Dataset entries
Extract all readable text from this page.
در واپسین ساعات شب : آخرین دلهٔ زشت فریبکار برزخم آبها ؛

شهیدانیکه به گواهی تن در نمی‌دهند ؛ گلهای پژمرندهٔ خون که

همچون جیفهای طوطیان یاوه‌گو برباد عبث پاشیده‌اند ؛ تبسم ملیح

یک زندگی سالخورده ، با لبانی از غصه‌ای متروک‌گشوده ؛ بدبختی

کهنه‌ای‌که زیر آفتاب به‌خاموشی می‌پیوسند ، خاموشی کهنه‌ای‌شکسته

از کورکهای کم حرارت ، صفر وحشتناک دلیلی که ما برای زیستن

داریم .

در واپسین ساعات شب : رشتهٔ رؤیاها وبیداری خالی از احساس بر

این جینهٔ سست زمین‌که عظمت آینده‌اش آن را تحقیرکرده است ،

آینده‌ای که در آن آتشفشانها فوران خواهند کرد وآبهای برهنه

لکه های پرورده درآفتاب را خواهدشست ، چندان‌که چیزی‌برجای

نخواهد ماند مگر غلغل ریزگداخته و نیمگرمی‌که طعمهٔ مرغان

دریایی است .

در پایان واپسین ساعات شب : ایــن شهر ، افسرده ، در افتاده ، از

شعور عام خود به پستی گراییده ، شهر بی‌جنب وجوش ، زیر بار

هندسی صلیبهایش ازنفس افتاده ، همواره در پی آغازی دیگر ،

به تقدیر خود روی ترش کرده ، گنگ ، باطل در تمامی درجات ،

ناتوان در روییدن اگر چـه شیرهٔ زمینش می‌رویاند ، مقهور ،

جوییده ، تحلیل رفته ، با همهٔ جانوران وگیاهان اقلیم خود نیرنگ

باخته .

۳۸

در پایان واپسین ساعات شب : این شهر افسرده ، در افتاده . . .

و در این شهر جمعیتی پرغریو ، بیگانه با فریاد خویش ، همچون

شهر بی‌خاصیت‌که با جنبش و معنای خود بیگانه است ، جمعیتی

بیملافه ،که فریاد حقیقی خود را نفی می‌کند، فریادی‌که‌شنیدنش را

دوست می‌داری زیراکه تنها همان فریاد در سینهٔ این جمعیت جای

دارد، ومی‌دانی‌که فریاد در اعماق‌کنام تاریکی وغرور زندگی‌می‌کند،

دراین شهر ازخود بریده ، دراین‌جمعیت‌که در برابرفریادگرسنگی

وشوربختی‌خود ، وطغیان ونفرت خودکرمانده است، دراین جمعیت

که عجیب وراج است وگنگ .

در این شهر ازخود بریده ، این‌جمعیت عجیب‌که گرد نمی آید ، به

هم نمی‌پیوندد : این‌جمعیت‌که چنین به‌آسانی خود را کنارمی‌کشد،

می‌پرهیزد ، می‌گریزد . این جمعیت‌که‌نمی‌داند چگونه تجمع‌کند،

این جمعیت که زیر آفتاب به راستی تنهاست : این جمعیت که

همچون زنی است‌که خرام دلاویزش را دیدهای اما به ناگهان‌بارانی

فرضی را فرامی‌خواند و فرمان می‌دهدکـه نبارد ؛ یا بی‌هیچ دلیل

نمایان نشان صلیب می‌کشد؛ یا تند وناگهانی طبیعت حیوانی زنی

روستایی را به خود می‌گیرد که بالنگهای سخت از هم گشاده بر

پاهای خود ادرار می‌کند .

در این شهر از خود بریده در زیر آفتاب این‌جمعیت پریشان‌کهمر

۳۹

WHAT IS REQUIRED
Restate the records, all of them, precisely as written.

WRITTEN SOLUTION
Extract all readable text from this page.
در واپسین ساعات شب : آخرین دلهٔ زشت فریبکار برزخم آبها ؛

شهیدانیکه به گواهی تن در نمی‌دهند ؛ گلهای پژمرندهٔ خون که

همچون جیفهای طوطیان یاوه‌گو برباد عبث پاشیده‌اند ؛ تبسم ملیح

یک زندگی سالخورده ، با لبانی از غصه‌ای متروک‌گشوده ؛ بدبختی

کهنه‌ای‌که زیر آفتاب به‌خاموشی می‌پیوسند ، خاموشی کهنه‌ای‌شکسته

از کورکهای کم حرارت ، صفر وحشتناک دلیلی که ما برای زیستن

داریم .

در واپسین ساعات شب : رشتهٔ رؤیاها وبیداری خالی از احساس بر

این جینهٔ سست زمین‌که عظمت آینده‌اش آن را تحقیرکرده است ،

آینده‌ای که در آن آتشفشانها فوران خواهند کرد وآبهای برهنه

لکه های پرورده درآفتاب را خواهدشست ، چندان‌که چیزی‌برجای

نخواهد ماند مگر غلغل ریزگداخته و نیمگرمی‌که طعمهٔ مرغان

دریایی است .

در پایان واپسین ساعات شب : ایــن شهر ، افسرده ، در افتاده ، از

شعور عام خود به پستی گراییده ، شهر بی‌جنب وجوش ، زیر بار

هندسی صلیبهایش ازنفس افتاده ، همواره در پی آغازی دیگر ،

به تقدیر خود روی ترش کرده ، گنگ ، باطل در تمامی درجات ،

ناتوان در روییدن اگر چـه شیرهٔ زمینش می‌رویاند ، مقهور ،

جوییده ، تحلیل رفته ، با همهٔ جانوران وگیاهان اقلیم خود نیرنگ

باخته .

۳۸

در پایان واپسین ساعات شب : این شهر افسرده ، در افتاده . . .

و در این شهر جمعیتی پرغریو ، بیگانه با فریاد خویش ، همچون

شهر بی‌خاصیت‌که با جنبش و معنای خود بیگانه است ، جمعیتی

بیملافه ،که فریاد حقیقی خود را نفی می‌کند، فریادی‌که‌شنیدنش را

دوست می‌داری زیراکه تنها همان فریاد در سینهٔ این جمعیت جای

دارد، ومی‌دانی‌که فریاد در اعماق‌کنام تاریکی وغرور زندگی‌می‌کند،

دراین شهر ازخود بریده ، دراین‌جمعیت‌که در برابرفریادگرسنگی

وشوربختی‌خود ، وطغیان ونفرت خودکرمانده است، دراین جمعیت

که عجیب وراج است وگنگ .

در این شهر ازخود بریده ، این‌جمعیت عجیب‌که گرد نمی آید ، به

هم نمی‌پیوندد : این‌جمعیت‌که چنین به‌آسانی خود را کنارمی‌کشد،

می‌پرهیزد ، می‌گریزد . این جمعیت‌که‌نمی‌داند چگونه تجمع‌کند،

این جمعیت که زیر آفتاب به راستی تنهاست : این جمعیت که

همچون زنی است‌که خرام دلاویزش را دیدهای اما به ناگهان‌بارانی

فرضی را فرامی‌خواند و فرمان می‌دهدکـه نبارد ؛ یا بی‌هیچ دلیل

نمایان نشان صلیب می‌کشد؛ یا تند وناگهانی طبیعت حیوانی زنی

روستایی را به خود می‌گیرد که بالنگهای سخت از هم گشاده بر

پاهای خود ادرار می‌کند .

در این شهر از خود بریده در زیر آفتاب این‌جمعیت پریشان‌کهمر

۳۹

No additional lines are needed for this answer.